▸ **What you will do**
Continue the passage on Shi'a-Sunni sectarian violence in Pakistan, picking up after its final sentence.

▸ **Passage given**

Unfortunately, from 1987–2007, “as many as 4,000 people are estimated to have died” in Shi’a-Sunni sectarian fighting in Pakistan,” 300 being killed in 2006. Amongst the culprits blamed for the killing are Al-Qaeda working “with local sectarian groups” to kill what they perceive as Shi’a apostates, and “foreign powers trying to sow discord.” Most violence takes place in the largest province of Punjab and the country’s commercial and financial capital, Karachi. There have also been conflagrations in the provinces of Khyber Pakhtunkhwa, Balochistan and Azad Kashmir, with several hundreds of Shi’a Hazara killed in Balochistan killed since 2008.

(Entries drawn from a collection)
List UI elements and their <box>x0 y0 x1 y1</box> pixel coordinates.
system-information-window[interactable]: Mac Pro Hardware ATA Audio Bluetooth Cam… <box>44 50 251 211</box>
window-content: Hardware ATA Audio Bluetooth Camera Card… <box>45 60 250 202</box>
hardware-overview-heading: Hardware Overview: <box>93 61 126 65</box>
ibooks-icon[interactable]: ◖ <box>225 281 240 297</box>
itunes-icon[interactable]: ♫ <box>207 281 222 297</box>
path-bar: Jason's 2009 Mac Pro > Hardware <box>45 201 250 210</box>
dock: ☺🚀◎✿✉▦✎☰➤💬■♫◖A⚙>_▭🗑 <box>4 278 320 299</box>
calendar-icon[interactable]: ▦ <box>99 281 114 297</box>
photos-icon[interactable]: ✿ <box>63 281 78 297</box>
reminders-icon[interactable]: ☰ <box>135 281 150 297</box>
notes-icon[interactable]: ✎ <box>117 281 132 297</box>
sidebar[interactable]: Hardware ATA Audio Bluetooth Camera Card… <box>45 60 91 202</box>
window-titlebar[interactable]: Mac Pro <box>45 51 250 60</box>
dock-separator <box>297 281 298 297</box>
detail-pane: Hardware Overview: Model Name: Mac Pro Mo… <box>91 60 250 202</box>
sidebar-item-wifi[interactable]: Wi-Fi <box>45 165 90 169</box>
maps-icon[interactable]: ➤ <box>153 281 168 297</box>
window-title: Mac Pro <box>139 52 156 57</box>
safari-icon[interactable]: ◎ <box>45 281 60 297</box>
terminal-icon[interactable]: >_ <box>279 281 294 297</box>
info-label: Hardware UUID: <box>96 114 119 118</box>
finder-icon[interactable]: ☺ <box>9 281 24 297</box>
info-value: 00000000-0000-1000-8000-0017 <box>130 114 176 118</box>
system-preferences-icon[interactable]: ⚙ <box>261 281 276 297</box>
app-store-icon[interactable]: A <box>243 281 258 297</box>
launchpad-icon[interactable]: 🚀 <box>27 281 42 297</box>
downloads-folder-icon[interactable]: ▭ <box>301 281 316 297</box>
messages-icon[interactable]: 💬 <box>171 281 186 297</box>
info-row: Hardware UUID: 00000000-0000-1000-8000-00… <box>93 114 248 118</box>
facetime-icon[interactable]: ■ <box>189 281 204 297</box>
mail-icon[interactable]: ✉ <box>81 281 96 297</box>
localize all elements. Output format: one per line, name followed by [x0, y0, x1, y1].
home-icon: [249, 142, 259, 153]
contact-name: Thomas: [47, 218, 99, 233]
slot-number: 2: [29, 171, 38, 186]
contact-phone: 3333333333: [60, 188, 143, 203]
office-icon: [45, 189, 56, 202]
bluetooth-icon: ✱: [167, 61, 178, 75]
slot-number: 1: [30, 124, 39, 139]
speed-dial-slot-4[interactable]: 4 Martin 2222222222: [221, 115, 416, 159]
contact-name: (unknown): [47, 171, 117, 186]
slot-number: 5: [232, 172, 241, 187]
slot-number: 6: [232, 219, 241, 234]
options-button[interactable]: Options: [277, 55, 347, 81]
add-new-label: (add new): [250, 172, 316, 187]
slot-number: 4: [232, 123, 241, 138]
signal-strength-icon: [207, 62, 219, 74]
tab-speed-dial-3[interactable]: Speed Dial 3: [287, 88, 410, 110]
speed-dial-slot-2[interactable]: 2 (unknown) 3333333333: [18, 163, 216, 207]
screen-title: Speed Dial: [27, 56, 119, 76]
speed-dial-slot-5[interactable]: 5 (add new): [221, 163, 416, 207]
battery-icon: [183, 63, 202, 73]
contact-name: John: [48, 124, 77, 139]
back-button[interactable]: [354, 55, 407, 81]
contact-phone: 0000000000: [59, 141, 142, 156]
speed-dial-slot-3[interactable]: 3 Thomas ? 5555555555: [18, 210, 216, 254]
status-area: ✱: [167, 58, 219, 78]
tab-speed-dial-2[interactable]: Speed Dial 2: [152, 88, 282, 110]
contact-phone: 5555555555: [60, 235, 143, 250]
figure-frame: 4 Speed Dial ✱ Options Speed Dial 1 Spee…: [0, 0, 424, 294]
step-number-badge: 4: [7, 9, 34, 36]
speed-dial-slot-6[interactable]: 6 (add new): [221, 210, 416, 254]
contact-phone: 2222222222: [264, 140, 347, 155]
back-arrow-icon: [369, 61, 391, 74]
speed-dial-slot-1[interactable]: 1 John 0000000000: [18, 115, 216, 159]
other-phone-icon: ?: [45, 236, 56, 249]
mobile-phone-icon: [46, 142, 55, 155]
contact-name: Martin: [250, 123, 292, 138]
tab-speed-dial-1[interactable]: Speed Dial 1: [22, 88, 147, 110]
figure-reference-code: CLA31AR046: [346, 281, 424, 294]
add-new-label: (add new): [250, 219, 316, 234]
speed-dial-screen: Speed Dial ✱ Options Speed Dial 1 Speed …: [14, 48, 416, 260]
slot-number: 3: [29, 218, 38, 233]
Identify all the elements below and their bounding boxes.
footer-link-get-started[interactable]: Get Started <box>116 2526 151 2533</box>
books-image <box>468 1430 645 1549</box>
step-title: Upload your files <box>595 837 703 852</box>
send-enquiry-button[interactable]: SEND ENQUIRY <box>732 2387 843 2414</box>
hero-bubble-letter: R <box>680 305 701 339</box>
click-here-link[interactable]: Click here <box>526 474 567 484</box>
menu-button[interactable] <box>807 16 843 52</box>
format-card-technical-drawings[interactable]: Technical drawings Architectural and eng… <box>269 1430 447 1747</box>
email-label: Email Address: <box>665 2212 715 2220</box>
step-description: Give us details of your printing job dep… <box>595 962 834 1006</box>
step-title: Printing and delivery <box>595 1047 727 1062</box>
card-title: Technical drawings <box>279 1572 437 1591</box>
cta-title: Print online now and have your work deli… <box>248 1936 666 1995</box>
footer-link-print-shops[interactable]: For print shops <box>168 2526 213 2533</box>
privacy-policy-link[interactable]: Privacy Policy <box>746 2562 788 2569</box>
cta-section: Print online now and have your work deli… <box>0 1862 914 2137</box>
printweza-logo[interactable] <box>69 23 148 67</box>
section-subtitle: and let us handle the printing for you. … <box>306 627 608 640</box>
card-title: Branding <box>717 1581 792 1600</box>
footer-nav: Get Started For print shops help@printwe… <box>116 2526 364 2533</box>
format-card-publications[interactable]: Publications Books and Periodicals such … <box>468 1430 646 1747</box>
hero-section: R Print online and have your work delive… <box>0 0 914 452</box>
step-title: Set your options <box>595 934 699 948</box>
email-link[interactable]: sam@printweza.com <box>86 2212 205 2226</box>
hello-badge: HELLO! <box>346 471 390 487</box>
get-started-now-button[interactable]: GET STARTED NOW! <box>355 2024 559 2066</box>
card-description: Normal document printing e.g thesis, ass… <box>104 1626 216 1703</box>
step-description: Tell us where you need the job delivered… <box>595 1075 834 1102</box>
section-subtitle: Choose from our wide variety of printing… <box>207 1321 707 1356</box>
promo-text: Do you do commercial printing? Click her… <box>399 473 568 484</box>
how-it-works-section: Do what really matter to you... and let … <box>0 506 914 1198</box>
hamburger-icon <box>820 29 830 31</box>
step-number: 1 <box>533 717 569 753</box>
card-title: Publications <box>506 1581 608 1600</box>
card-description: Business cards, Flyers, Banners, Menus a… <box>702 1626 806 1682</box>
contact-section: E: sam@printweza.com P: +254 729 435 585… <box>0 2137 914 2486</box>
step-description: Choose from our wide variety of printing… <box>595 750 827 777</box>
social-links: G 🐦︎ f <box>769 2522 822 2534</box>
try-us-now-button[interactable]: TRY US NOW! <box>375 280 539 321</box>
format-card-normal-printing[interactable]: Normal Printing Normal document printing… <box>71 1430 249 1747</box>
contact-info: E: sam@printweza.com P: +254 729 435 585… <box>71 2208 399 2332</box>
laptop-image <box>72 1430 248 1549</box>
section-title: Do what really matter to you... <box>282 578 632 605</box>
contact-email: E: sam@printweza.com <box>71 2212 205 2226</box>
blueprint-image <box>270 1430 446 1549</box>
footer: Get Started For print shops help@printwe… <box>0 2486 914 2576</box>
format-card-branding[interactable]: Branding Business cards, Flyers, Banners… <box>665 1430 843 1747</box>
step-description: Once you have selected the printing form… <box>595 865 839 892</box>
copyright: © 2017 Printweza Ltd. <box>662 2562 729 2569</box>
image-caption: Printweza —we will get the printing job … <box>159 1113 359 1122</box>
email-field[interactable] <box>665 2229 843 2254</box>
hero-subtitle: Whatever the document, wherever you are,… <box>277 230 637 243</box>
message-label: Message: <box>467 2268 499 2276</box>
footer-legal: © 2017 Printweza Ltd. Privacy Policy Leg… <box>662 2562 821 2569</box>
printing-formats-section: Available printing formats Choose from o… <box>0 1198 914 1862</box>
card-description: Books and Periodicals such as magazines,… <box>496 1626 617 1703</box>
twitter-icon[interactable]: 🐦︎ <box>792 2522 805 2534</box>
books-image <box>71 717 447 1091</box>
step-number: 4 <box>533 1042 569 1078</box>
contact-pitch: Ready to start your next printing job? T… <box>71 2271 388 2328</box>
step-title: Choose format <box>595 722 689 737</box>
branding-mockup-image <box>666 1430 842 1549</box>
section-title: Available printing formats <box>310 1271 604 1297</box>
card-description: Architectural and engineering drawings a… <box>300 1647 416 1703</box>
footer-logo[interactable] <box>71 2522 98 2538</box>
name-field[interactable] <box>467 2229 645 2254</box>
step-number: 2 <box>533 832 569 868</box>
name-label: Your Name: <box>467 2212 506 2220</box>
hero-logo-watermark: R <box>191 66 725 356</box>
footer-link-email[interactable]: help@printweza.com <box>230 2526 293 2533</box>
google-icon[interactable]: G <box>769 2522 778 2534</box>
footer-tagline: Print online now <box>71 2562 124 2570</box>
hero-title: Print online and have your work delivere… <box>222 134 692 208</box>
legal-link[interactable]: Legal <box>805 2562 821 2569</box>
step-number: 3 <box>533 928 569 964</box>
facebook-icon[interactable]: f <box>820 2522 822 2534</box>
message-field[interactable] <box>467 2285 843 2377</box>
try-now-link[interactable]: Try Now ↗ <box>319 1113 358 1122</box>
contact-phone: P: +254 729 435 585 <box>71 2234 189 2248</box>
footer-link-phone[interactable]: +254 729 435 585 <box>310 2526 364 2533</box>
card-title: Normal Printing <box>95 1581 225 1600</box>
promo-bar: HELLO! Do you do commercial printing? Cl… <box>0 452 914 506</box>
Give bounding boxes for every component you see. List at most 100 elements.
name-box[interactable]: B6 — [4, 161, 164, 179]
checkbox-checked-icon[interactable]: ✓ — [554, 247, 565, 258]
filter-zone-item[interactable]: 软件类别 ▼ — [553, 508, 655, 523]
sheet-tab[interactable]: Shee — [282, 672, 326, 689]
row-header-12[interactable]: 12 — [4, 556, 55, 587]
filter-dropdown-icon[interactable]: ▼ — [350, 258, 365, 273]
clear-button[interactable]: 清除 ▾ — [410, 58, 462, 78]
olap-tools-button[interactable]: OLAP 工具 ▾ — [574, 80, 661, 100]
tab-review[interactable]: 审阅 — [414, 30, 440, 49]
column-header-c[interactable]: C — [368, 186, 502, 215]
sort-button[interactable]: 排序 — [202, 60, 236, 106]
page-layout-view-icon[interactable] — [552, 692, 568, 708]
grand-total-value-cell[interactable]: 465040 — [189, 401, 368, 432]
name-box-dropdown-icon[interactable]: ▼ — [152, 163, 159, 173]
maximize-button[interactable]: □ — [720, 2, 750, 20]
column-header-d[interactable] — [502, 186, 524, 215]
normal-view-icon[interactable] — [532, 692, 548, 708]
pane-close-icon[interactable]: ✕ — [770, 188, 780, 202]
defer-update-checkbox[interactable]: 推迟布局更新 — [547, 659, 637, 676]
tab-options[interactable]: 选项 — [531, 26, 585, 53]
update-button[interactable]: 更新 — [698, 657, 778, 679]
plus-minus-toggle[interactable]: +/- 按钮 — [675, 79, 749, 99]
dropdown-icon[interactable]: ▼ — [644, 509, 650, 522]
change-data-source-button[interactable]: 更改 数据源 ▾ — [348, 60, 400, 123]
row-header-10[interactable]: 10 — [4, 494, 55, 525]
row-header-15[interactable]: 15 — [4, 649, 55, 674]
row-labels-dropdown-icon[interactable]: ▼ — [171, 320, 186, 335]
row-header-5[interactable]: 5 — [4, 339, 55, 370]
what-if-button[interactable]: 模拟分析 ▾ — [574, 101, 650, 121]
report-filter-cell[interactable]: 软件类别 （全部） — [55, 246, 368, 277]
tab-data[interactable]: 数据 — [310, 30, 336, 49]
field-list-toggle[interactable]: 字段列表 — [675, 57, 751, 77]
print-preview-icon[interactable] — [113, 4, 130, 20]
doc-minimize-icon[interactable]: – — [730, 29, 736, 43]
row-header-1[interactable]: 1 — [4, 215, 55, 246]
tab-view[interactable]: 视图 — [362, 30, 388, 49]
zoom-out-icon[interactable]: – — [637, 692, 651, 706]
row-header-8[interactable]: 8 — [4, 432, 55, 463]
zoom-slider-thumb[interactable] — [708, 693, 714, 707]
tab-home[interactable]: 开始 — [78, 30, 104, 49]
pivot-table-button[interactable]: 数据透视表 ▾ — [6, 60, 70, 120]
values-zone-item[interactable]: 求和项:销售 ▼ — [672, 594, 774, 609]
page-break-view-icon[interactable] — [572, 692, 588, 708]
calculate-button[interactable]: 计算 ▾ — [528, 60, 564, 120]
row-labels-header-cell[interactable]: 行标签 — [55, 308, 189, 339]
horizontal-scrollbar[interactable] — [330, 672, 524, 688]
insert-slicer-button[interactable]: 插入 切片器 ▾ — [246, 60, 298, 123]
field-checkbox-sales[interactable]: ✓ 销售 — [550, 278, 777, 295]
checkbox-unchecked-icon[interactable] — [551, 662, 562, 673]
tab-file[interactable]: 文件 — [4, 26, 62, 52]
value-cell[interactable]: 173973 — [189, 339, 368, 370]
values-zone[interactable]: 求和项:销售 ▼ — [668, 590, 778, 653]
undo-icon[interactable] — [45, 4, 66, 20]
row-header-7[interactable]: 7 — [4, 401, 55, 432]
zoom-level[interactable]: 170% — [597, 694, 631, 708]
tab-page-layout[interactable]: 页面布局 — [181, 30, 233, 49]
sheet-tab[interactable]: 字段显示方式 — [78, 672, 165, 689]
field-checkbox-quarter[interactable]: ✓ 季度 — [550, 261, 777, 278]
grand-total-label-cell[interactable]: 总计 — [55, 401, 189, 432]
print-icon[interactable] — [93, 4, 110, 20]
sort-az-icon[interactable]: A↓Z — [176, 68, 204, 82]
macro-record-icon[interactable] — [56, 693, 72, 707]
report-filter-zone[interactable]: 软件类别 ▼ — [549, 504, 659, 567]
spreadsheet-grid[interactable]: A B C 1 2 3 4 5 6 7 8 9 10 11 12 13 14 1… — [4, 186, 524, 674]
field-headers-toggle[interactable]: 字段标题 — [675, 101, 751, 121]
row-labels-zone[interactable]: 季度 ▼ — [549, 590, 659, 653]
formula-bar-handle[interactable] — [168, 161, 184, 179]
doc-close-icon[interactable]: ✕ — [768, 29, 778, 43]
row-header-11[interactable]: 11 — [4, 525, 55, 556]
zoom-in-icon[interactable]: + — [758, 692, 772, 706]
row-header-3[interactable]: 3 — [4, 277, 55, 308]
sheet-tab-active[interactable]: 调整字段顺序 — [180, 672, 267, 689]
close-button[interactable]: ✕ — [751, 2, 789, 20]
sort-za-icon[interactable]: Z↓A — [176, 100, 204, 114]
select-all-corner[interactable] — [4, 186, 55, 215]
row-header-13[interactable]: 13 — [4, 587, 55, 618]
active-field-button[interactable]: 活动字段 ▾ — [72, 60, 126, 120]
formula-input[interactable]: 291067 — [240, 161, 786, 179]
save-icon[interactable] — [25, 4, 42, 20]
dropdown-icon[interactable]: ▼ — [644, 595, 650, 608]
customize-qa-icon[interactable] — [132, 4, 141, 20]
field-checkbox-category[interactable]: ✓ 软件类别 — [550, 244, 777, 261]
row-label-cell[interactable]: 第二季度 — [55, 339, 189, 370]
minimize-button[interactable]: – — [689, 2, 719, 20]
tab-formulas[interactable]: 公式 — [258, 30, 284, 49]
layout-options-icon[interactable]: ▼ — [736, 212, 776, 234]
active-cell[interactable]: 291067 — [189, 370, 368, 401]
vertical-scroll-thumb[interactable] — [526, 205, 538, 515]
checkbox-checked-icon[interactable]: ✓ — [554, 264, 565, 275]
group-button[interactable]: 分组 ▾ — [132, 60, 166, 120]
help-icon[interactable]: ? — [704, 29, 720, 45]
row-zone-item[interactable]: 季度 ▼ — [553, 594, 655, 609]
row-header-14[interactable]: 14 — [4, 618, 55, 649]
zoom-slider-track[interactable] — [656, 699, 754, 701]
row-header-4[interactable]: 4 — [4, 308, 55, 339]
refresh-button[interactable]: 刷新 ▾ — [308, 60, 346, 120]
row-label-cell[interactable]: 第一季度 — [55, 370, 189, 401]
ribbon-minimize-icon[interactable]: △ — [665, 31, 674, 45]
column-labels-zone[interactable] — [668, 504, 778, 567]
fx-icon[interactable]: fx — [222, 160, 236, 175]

▸ **Output below**
Arab states especially Saudi Arabia and Gulf Cooperation Council (GCC states) have been funding extremist Deobandi Sunnis and Wahhabis in Pakistan, since the Afghan Jihad. Whereas Iran has been funding Shi’a militant groups such as Sipah-e-Muhammad Pakistan, resulting in tit-for-tat attacks on each other. Pakistan has become a battleground between Saudi Arabia-funded Deobandi Sunni and Wahhabis and Iran-funded Shi’a resulting in the deaths of thousands of innocent Muslims.
Background
Some see a precursor of Pakistani Shi’a–Sunni strife in the April 1979 execution of deposed President Zulfikar Ali Bhutto on questionable charges by Islamic fundamentalist General Muhammad Zia-ul-Haq. Ali Bhutto was Shi’a, Zia ul-Haq a Sunni.
Zia-ul-Haq’s Islamization that followed was resisted by Shi’a who saw it as “Sunnification” as the laws and regulations were based on Sunni fiqh. In July 1980, 25,000 Shi’a protested the Islamization laws in the capital Islamabad. Further exacerbating the situation was the dislike between Shi’a leader Imam Khomeini and General Zia ul-Haq.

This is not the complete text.